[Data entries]

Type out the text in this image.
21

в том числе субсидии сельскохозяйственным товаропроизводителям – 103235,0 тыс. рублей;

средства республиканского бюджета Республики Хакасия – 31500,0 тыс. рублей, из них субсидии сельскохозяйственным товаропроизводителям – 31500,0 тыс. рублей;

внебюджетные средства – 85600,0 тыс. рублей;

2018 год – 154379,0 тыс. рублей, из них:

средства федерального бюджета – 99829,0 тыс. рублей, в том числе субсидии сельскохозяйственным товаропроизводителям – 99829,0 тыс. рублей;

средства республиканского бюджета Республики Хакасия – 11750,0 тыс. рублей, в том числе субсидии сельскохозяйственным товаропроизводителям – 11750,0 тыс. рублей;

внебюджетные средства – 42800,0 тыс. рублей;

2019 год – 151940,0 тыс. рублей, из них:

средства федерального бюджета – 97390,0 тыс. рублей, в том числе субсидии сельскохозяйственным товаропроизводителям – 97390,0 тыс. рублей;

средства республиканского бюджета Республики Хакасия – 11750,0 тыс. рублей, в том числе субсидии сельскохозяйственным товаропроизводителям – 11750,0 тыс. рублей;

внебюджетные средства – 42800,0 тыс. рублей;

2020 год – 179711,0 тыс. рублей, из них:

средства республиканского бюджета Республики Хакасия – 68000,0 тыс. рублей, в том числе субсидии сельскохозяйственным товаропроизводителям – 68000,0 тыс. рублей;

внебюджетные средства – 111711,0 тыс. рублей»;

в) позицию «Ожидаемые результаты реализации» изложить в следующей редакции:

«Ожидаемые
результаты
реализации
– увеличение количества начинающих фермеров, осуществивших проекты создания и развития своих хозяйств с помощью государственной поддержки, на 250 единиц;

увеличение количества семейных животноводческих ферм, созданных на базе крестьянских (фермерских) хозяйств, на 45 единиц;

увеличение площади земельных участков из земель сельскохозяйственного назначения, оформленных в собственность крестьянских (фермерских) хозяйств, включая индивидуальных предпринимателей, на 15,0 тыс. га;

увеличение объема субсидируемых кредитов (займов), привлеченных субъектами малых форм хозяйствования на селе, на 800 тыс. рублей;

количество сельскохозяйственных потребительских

- Exercise brief -
Choose all lines containing the string "количества" and copy them out.

- Result -
– увеличение количества начинающих фермеров, осуществивших проекты создания и развития своих хозяйств с помощью государственной поддержки, на 250 единиц;
увеличение количества семейных животноводческих ферм, созданных на базе крестьянских (фермерских) хозяйств, на 45 единиц;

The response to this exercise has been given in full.